* **Task directions**
Please restate the following records word for word.

>> BEGIN Listed records

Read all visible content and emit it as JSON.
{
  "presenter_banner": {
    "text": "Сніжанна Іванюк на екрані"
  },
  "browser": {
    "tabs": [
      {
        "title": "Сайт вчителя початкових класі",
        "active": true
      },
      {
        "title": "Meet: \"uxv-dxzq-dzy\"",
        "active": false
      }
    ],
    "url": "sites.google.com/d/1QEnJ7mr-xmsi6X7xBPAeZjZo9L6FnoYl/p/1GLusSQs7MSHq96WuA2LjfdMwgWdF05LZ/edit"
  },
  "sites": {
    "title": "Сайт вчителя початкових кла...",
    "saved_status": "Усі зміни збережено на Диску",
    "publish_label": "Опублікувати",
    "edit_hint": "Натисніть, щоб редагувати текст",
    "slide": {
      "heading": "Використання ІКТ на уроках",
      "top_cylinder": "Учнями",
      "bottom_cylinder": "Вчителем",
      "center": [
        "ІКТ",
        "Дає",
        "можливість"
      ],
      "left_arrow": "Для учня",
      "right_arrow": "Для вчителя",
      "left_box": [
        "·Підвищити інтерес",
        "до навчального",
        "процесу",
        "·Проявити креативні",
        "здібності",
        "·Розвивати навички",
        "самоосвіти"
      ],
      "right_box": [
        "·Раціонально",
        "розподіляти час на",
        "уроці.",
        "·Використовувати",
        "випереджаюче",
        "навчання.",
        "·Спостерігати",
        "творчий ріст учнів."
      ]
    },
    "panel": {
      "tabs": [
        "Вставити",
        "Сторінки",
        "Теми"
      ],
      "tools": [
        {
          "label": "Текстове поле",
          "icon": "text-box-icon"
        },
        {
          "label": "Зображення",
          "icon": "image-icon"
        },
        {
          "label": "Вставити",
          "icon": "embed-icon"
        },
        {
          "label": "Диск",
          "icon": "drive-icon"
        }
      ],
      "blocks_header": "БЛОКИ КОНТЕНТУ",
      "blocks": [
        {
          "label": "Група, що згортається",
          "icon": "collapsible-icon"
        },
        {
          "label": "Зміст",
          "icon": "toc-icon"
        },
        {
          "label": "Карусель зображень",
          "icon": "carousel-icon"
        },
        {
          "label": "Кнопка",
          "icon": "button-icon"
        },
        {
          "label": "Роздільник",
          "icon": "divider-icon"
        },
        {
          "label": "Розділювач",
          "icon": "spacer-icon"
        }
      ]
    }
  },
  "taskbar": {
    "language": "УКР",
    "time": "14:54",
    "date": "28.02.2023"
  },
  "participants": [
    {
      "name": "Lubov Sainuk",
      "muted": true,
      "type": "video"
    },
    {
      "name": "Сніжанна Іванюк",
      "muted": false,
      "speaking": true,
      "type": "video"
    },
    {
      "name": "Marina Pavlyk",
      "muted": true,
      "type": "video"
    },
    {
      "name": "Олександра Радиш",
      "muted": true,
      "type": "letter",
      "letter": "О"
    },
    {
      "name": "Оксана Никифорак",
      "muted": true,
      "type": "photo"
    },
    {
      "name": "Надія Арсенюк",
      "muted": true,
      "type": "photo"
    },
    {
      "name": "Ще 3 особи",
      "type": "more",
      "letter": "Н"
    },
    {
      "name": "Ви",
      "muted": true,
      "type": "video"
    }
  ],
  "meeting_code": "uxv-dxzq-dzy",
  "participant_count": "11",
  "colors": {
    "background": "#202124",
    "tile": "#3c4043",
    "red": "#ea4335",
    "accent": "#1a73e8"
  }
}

>> END Listed records

* **Exercise solution**
Read all visible content and emit it as JSON.
{
  "presenter_banner": {
    "text": "Сніжанна Іванюк на екрані"
  },
  "browser": {
    "tabs": [
      {
        "title": "Сайт вчителя початкових класі",
        "active": true
      },
      {
        "title": "Meet: \"uxv-dxzq-dzy\"",
        "active": false
      }
    ],
    "url": "sites.google.com/d/1QEnJ7mr-xmsi6X7xBPAeZjZo9L6FnoYl/p/1GLusSQs7MSHq96WuA2LjfdMwgWdF05LZ/edit"
  },
  "sites": {
    "title": "Сайт вчителя початкових кла...",
    "saved_status": "Усі зміни збережено на Диску",
    "publish_label": "Опублікувати",
    "edit_hint": "Натисніть, щоб редагувати текст",
    "slide": {
      "heading": "Використання ІКТ на уроках",
      "top_cylinder": "Учнями",
      "bottom_cylinder": "Вчителем",
      "center": [
        "ІКТ",
        "Дає",
        "можливість"
      ],
      "left_arrow": "Для учня",
      "right_arrow": "Для вчителя",
      "left_box": [
        "·Підвищити інтерес",
        "до навчального",
        "процесу",
        "·Проявити креативні",
        "здібності",
        "·Розвивати навички",
        "самоосвіти"
      ],
      "right_box": [
        "·Раціонально",
        "розподіляти час на",
        "уроці.",
        "·Використовувати",
        "випереджаюче",
        "навчання.",
        "·Спостерігати",
        "творчий ріст учнів."
      ]
    },
    "panel": {
      "tabs": [
        "Вставити",
        "Сторінки",
        "Теми"
      ],
      "tools": [
        {
          "label": "Текстове поле",
          "icon": "text-box-icon"
        },
        {
          "label": "Зображення",
          "icon": "image-icon"
        },
        {
          "label": "Вставити",
          "icon": "embed-icon"
        },
        {
          "label": "Диск",
          "icon": "drive-icon"
        }
      ],
      "blocks_header": "БЛОКИ КОНТЕНТУ",
      "blocks": [
        {
          "label": "Група, що згортається",
          "icon": "collapsible-icon"
        },
        {
          "label": "Зміст",
          "icon": "toc-icon"
        },
        {
          "label": "Карусель зображень",
          "icon": "carousel-icon"
        },
        {
          "label": "Кнопка",
          "icon": "button-icon"
        },
        {
          "label": "Роздільник",
          "icon": "divider-icon"
        },
        {
          "label": "Розділювач",
          "icon": "spacer-icon"
        }
      ]
    }
  },
  "taskbar": {
    "language": "УКР",
    "time": "14:54",
    "date": "28.02.2023"
  },
  "participants": [
    {
      "name": "Lubov Sainuk",
      "muted": true,
      "type": "video"
    },
    {
      "name": "Сніжанна Іванюк",
      "muted": false,
      "speaking": true,
      "type": "video"
    },
    {
      "name": "Marina Pavlyk",
      "muted": true,
      "type": "video"
    },
    {
      "name": "Олександра Радиш",
      "muted": true,
      "type": "letter",
      "letter": "О"
    },
    {
      "name": "Оксана Никифорак",
      "muted": true,
      "type": "photo"
    },
    {
      "name": "Надія Арсенюк",
      "muted": true,
      "type": "photo"
    },
    {
      "name": "Ще 3 особи",
      "type": "more",
      "letter": "Н"
    },
    {
      "name": "Ви",
      "muted": true,
      "type": "video"
    }
  ],
  "meeting_code": "uxv-dxzq-dzy",
  "participant_count": "11",
  "colors": {
    "background": "#202124",
    "tile": "#3c4043",
    "red": "#ea4335",
    "accent": "#1a73e8"
  }
}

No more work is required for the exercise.